** start **

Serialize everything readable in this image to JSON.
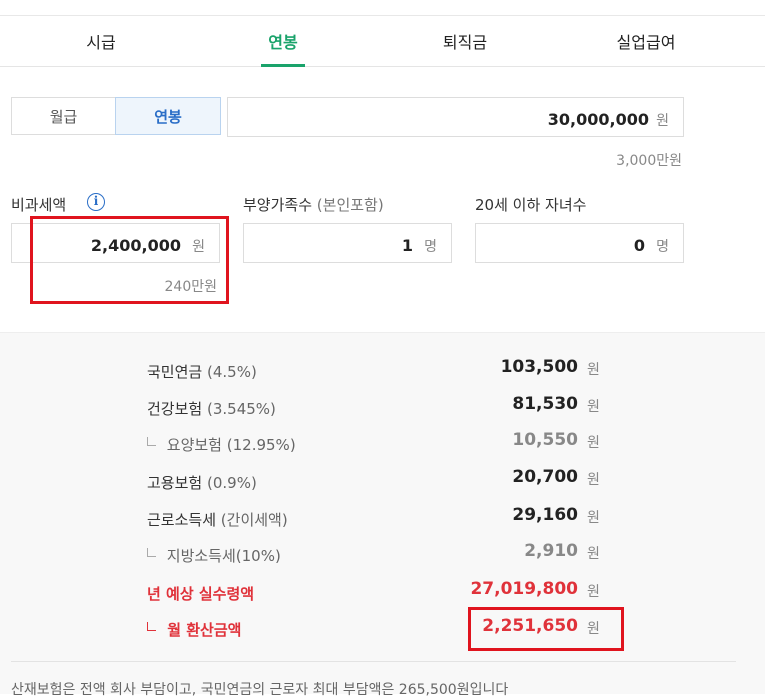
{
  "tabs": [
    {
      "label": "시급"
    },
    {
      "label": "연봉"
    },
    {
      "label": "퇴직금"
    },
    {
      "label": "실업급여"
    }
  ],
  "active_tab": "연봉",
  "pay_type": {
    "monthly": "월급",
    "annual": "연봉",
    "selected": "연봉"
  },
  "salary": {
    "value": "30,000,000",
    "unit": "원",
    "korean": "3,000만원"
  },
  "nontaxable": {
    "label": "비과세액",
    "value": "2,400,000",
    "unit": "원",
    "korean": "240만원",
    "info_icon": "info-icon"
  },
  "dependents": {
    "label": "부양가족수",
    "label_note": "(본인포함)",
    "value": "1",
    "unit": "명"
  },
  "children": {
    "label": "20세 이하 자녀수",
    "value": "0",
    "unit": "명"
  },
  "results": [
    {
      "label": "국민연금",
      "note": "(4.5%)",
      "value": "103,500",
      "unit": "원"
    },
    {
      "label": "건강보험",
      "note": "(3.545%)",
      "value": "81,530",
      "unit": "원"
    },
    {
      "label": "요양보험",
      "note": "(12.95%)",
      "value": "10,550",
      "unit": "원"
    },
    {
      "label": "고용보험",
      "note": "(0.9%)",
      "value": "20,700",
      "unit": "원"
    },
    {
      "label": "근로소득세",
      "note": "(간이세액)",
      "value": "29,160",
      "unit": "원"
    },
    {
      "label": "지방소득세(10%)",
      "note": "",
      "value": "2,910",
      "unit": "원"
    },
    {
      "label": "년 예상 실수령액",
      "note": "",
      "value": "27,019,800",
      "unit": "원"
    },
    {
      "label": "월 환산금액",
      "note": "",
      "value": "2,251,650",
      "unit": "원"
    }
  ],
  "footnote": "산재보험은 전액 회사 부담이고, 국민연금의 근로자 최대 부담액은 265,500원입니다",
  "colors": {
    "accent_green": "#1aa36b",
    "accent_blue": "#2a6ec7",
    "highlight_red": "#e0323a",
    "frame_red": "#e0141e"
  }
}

** end **

**Required work**
Each line that has the word "value" should be copied.

**The answer**
    "value": "30,000,000",
    "value": "2,400,000",
    "value": "1",
    "value": "0",
      "value": "103,500",
      "value": "81,530",
      "value": "10,550",
      "value": "20,700",
      "value": "29,160",
      "value": "2,910",
      "value": "27,019,800",
      "value": "2,251,650",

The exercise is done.